§ **Given problem**
Each line that holds the word "ylabel" counts once; give the total for the records below and nothing else.

>> BEGIN Data to process

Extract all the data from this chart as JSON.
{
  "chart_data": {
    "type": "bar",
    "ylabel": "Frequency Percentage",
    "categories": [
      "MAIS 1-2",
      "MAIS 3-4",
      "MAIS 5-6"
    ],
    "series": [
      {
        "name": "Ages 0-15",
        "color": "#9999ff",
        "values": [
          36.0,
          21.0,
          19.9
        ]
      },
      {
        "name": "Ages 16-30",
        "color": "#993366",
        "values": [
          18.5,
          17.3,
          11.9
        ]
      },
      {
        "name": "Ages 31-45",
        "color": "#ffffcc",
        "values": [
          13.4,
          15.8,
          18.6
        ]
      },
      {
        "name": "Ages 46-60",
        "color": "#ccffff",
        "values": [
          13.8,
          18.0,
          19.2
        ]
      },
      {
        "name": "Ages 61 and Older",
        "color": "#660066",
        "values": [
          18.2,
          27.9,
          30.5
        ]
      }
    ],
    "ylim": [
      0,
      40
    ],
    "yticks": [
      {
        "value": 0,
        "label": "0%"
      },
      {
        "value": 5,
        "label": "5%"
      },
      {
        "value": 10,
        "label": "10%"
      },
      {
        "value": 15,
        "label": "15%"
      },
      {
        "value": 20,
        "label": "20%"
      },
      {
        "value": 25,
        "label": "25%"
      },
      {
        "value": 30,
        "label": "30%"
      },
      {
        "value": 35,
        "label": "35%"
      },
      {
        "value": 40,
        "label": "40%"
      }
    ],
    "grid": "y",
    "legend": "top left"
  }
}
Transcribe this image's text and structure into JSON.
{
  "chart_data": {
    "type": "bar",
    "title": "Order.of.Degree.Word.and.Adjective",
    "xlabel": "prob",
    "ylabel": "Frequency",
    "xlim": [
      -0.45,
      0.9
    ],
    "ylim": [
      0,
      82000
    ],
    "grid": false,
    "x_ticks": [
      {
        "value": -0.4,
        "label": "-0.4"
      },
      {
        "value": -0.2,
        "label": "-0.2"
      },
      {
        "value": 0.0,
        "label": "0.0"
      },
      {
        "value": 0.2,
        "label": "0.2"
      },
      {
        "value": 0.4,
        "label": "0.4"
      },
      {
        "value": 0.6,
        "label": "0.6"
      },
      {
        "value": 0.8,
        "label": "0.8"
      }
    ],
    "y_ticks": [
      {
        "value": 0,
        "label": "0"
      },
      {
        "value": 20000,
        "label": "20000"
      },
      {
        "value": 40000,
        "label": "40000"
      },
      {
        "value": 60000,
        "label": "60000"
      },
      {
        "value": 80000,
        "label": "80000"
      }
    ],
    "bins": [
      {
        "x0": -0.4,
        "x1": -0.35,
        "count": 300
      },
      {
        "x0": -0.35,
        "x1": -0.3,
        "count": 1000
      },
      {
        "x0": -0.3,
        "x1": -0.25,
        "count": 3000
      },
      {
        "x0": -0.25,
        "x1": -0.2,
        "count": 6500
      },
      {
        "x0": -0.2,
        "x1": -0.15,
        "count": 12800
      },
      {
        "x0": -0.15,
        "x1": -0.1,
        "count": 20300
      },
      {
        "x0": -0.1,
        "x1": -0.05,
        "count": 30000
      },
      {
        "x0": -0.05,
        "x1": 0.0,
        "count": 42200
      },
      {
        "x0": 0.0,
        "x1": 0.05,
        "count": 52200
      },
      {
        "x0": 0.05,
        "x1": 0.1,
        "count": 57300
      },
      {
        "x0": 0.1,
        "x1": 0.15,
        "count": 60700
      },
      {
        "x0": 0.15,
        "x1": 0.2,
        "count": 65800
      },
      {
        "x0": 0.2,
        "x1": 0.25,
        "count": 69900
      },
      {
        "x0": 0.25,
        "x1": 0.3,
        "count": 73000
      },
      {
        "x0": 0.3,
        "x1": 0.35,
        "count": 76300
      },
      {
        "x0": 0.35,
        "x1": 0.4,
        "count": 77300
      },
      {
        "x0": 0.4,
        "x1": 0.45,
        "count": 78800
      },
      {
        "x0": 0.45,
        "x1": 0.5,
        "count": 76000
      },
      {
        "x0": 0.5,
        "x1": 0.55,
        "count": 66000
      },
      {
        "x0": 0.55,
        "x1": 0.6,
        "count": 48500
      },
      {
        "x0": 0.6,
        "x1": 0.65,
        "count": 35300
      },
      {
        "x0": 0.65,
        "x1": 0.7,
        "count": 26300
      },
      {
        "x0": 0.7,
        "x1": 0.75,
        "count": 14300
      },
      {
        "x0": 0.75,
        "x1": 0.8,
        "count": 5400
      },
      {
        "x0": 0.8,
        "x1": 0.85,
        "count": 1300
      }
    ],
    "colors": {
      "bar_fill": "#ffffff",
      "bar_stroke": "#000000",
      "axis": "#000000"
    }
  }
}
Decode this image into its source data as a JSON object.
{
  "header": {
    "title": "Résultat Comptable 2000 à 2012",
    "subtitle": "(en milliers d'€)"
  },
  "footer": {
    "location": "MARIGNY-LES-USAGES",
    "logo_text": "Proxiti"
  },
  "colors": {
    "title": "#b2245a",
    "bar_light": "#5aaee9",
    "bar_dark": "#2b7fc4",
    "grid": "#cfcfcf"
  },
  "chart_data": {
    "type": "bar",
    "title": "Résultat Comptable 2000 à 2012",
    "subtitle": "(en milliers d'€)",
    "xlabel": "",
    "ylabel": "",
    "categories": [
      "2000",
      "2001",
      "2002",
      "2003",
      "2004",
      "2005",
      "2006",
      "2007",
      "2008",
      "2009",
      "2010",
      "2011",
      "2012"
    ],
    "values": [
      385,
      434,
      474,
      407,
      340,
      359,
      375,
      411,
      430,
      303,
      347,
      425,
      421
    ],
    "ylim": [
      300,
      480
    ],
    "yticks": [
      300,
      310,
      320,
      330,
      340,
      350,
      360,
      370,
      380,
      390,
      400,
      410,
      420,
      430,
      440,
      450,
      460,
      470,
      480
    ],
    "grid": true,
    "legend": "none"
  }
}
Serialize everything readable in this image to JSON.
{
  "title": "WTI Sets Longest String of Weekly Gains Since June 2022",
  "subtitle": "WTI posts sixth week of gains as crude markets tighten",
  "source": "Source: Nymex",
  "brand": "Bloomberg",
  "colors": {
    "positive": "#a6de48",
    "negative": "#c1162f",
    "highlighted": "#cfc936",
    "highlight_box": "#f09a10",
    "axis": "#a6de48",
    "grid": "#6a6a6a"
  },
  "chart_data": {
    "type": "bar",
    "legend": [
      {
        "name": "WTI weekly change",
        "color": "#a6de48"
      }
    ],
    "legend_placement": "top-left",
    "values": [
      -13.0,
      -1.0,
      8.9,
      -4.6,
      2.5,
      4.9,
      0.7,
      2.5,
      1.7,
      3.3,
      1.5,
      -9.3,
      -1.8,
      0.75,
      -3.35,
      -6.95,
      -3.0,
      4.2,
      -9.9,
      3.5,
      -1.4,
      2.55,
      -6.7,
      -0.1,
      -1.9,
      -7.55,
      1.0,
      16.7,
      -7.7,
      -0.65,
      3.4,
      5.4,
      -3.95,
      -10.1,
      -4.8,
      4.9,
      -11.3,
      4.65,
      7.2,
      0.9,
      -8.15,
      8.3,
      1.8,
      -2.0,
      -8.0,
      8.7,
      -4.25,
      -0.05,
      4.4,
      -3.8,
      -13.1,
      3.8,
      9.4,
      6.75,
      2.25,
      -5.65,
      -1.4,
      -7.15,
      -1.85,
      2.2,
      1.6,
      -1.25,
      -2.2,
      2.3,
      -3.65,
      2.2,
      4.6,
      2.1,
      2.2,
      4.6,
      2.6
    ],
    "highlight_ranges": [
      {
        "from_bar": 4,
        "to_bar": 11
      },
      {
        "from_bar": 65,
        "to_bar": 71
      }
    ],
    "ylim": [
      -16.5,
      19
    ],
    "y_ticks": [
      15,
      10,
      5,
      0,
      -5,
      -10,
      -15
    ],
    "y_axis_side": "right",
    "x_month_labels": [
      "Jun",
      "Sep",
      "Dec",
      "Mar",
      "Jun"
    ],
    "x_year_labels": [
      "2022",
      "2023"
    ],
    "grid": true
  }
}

>> END Data to process

§ **Solution to this exercise**
3